Clarification of Question by viergutz-ga on 27 Dec 2005 08:09 PST
By secondary incomes I mean receiving charity or other sources not
related to their own efforts prior to retirement.

Request for Question Clarification by wonko-ga on 15 Jan 2006 14:45 PST
I have located a survey that provides an estimate of the percentage
retirement investors whose projected single earner social security
earnings plus their personal savings will replace 100% or more of
their preretirement income.  I have not been able to locate anything
more specifically attuned to your requirements despite having read
many academic papers and consultant reports.  If that information,
which would establish a reasonably accurate upper limit of the
percentage of the population that would meet your criteria, is
sufficient as an Answer, please let me know.



Clarification of Question by viergutz-ga on 16 Jan 2006 10:30 PST
That would be ok, but I am trying to exclude social security from
being counted as part of their income since it doesn't look like it
will be around much longer.
Subject: Re: Financial status at retirement
Answered By: wonko-ga on 16 Jan 2006 15:51 PST
Rated:4 out of 5 stars
As I will demonstrate, the difficulty with your request is that nearly
everyone depends upon Social Security for a significant portion of
their retirement income, even those earning significantly
above-average wages.  On page 14 of "Replacement Ratio" Aon Consulting
(June 2004),
even people making $250,000 per year are estimated to receive 12% of
their retirement income from Social Security.  For the average worker,
Social Security replaces about 40% of their pre-retirement wages "A
message from the Commissioner of Social Security" Social Security

There is considerable discussion as to the true extent of the Social
Security "crisis."  It appears likely that it will continue in some
form for quite some time, even if benefits are ultimately reduced
through some combination of retirement age increases and a change in
how benefits are indexed to inflation.  "Social Security: No Crisis"
by Nathan Newman (January 3, 2005) presents some
arguments for why Social Security will continue.  Another source is
"Social Security: Crisis? What crisis?" by Jeanne Sahadi, CNN/Money
(January 12, 2005)
 Unless private savings drastically increase, the country's retirees
simply cannot do without it.

"Expectations for Retirement: A Survey of Retirement Investors" The
Vanguard Center for Retirement Research (November 2004)
provides considerable insight into the financial capabilities of
people who are at least trying to save for retirement.  A survey of
804 self-described "retirement investors" found that 11% were on track
to have 100% or more of their preretirement income in retirement from
a combination of single-earner Social Security and their personal
savings.  However, these people on average are relying upon Social
Security to provide about 40% sign of that income.  These people
earned about $70,000 annually.  Curiously, those earning more,
particularly those averaging a little over $90,000 a year, were the
least prepared to replace their incomes.  Even those averaging just
slightly more than $70,000 per year were much less well-prepared.  So,
a high level of earnings is not necessarily imply one has adequate
savings to fund their preretirement income even including Social
Security benefits, let alone excluding them.  Furthermore, these
people are trying to save for retirement, whereas a significant
portion of the population is not even trying.  Therefore, this is
almost certainly a considerable overestimate of the population as a

According to the Newman source, the average worker in 2004 earned
about $35,000 per year.  At the withdrawal rate of 5% used in the
Vanguard study, the person would need $700,000 in savings/investments
to generate that much income.  Therefore, a reasonable proxy to start
with would be the number of millionaires in the country.  The
Capgemini/Merrill Lynch World Wealth Report 2005 found that "about 2.5
million Americans, or almost 1% of the population over age 15, have
more than $1 million in financial assets such as stocks, bonds, and
bank accounts..." "Number of millionaires rises in Bay Area, US and
world" by Carolyn Said, San Francisco Chronicle (June 10, 2005)

- _SET TASKS_
A: Return the part of the retirement income text that opens with the words containing "There is considerable" and closes with "do without it.", copied word for word.
B: Answer these questions from the retirement income text:
(i) How many self-described "retirement investors" took part in the Vanguard survey?
(ii) What percentage of their retirement income are people making $250,000 per year estimated to receive from Social Security?
(iii) According to the Capgemini/Merrill Lynch World Wealth Report 2005, about how many Americans have more than $1 million in financial assets?

- _ENTRIES_
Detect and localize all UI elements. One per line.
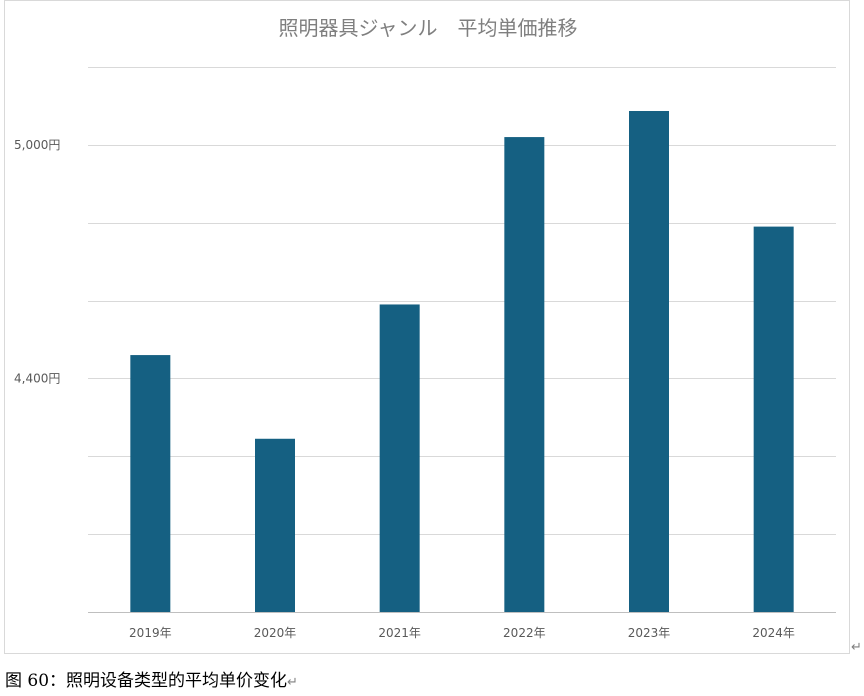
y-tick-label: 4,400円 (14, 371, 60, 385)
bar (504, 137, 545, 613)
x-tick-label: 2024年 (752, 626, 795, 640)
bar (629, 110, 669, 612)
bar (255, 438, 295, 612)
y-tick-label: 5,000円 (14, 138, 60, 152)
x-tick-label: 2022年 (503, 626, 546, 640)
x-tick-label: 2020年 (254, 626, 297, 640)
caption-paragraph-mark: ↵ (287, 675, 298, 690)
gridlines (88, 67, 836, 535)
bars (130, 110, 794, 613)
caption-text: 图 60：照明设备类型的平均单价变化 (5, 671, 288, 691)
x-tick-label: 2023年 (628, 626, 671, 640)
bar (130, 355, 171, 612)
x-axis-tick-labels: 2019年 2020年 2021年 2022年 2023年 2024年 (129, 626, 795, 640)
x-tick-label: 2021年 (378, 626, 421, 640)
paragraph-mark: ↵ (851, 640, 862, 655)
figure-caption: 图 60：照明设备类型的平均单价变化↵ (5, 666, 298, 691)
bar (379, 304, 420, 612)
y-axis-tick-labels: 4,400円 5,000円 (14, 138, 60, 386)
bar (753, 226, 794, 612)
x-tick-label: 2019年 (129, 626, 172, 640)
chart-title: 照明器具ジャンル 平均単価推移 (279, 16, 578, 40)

==

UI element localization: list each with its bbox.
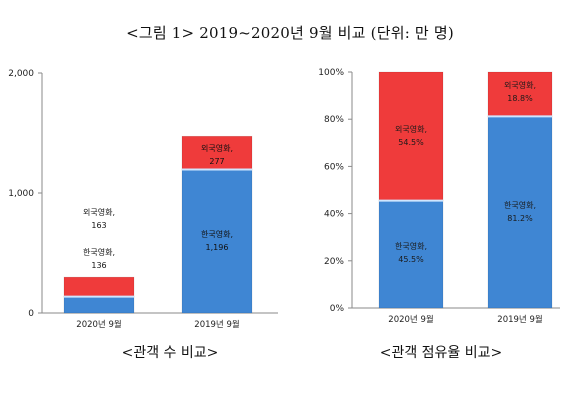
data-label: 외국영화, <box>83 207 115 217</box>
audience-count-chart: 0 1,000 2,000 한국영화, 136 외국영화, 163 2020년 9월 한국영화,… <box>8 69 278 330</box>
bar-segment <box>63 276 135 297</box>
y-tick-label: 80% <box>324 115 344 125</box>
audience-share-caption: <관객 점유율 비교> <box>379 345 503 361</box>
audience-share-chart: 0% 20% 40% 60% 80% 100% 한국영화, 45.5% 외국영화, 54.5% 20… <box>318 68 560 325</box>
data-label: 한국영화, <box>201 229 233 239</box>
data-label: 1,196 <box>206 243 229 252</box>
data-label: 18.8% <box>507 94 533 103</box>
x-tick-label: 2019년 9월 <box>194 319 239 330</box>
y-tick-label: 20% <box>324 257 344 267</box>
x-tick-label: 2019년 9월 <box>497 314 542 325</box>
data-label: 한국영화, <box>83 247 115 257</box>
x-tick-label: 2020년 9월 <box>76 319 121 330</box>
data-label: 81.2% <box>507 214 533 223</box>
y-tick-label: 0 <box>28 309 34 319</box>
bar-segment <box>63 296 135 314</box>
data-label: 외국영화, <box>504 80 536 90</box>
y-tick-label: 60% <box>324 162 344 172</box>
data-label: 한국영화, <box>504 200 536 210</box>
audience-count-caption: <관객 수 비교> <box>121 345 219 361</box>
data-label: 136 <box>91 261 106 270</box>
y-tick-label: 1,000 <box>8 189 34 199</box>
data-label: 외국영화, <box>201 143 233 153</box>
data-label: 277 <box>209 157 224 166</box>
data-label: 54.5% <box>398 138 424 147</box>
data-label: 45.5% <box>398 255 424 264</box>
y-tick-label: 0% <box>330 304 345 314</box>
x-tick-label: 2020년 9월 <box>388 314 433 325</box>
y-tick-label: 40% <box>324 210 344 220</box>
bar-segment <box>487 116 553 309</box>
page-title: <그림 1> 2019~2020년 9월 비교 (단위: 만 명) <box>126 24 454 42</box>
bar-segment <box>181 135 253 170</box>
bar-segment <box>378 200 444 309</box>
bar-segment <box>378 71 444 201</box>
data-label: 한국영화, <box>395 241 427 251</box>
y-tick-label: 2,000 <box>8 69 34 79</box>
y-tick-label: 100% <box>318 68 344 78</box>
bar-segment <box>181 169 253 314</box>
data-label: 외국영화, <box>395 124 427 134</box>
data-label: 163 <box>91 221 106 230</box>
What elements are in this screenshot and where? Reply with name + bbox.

- _EXPECTED RESPONSES_
A:
There is considerable discussion as to the true extent of the Social
Security "crisis."  It appears likely that it will continue in some
form for quite some time, even if benefits are ultimately reduced
through some combination of retirement age increases and a change in
how benefits are indexed to inflation.  "Social Security: No Crisis"
by Nathan Newman (January 3, 2005) presents some
arguments for why Social Security will continue.  Another source is
"Social Security: Crisis? What crisis?" by Jeanne Sahadi, CNN/Money
(January 12, 2005)
 Unless private savings drastically increase, the country's retirees
simply cannot do without it.

B:
(i) 804
(ii) 12%
(iii) About 2.5 million